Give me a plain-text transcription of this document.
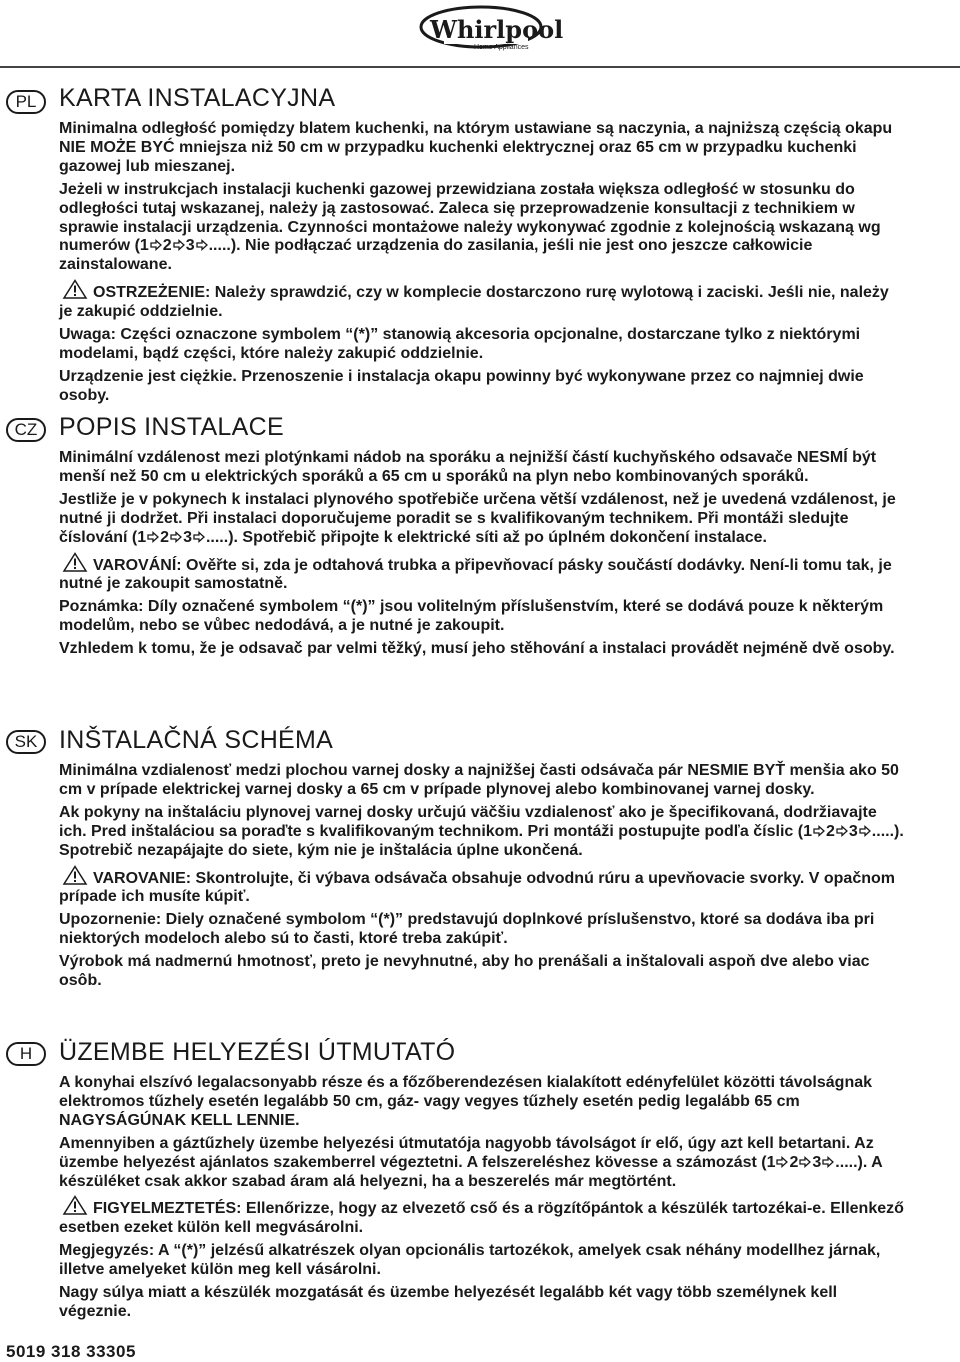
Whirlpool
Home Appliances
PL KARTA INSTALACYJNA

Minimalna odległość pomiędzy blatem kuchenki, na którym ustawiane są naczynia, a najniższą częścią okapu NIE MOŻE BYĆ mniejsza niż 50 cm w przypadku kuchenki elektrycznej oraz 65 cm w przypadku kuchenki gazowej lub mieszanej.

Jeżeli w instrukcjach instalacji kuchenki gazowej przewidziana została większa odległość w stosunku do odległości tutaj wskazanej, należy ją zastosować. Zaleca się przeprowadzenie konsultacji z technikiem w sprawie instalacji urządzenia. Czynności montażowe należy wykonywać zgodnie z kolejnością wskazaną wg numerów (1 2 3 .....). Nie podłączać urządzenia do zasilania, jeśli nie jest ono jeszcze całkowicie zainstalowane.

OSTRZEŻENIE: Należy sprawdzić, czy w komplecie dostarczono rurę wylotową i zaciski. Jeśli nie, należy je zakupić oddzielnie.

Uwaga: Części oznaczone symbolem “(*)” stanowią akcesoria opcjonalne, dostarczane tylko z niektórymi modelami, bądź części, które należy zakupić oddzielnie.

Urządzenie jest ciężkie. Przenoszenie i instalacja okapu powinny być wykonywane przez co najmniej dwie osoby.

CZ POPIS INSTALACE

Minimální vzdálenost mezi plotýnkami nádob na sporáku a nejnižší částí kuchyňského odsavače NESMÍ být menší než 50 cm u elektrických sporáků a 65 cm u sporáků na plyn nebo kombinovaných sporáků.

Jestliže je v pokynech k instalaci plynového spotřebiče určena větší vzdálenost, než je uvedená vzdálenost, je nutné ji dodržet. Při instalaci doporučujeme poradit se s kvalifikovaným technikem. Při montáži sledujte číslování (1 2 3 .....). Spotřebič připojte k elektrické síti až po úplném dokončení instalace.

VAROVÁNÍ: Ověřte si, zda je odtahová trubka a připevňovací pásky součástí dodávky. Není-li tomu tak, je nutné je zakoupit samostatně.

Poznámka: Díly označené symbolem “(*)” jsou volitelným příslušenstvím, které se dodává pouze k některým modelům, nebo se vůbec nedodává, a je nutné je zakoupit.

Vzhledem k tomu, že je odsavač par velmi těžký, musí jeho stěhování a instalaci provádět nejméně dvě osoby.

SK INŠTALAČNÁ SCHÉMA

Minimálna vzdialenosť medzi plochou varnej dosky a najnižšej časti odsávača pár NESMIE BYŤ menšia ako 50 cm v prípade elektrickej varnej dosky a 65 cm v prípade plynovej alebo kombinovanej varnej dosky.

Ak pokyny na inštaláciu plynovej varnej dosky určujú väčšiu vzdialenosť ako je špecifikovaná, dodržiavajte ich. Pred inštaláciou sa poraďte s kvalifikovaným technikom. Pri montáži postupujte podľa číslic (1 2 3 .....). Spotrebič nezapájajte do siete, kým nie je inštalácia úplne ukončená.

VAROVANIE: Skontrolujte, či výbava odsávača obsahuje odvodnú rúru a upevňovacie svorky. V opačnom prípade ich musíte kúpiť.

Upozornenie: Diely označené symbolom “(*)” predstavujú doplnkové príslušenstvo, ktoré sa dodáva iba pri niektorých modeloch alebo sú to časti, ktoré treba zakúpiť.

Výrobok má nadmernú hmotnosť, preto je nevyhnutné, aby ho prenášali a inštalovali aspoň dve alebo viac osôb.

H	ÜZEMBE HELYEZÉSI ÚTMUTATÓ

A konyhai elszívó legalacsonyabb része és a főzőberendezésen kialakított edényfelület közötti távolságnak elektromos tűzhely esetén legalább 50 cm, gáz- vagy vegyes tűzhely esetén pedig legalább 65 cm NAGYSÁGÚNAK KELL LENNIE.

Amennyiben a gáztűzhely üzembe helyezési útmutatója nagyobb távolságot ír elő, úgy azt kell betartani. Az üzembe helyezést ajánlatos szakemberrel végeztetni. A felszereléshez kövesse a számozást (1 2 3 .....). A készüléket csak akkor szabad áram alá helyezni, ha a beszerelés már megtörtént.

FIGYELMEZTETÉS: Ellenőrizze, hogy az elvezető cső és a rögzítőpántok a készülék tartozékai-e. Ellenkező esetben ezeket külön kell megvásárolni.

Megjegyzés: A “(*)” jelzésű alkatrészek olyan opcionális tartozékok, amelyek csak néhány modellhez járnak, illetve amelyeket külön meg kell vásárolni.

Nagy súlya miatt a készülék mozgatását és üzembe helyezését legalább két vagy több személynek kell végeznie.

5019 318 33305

--

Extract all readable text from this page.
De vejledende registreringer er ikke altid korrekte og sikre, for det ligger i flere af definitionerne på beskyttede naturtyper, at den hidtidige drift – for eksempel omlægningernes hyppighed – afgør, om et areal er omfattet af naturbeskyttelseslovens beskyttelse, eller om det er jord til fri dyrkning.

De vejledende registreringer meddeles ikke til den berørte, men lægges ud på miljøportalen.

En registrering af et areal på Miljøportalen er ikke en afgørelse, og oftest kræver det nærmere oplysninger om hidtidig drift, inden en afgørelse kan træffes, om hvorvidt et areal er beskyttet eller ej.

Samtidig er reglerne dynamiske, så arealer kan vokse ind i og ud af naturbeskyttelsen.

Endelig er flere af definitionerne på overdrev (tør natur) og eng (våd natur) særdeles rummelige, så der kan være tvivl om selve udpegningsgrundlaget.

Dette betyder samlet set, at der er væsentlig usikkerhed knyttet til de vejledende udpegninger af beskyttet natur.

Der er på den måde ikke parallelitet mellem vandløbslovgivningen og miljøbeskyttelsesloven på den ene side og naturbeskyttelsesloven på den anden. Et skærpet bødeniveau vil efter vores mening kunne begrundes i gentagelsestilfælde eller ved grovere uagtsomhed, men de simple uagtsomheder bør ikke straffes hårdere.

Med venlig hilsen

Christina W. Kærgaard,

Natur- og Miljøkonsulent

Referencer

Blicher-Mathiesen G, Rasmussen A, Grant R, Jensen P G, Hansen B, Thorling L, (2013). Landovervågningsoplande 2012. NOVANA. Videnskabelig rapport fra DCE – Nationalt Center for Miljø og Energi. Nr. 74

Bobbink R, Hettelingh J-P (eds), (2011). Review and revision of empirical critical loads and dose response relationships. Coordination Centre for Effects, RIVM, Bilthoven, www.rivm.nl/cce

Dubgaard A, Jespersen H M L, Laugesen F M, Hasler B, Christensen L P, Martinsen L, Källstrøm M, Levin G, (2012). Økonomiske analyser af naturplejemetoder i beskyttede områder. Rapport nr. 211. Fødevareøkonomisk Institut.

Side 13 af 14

■ What you are asked to do
Filter lines by "vzdialenosť" and return each hit.

■ Output
Minimálna vzdialenosť medzi plochou varnej dosky a najnižšej časti odsávača pár NESMIE BYŤ menšia ako 50 cm v prípade elektrickej varnej dosky a 65 cm v prípade plynovej alebo kombinovanej varnej dosky.
Ak pokyny na inštaláciu plynovej varnej dosky určujú väčšiu vzdialenosť ako je špecifikovaná, dodržiavajte ich. Pred inštaláciou sa poraďte s kvalifikovaným technikom. Pri montáži postupujte podľa číslic (1 2 3 .....). Spotrebič nezapájajte do siete, kým nie je inštalácia úplne ukončená.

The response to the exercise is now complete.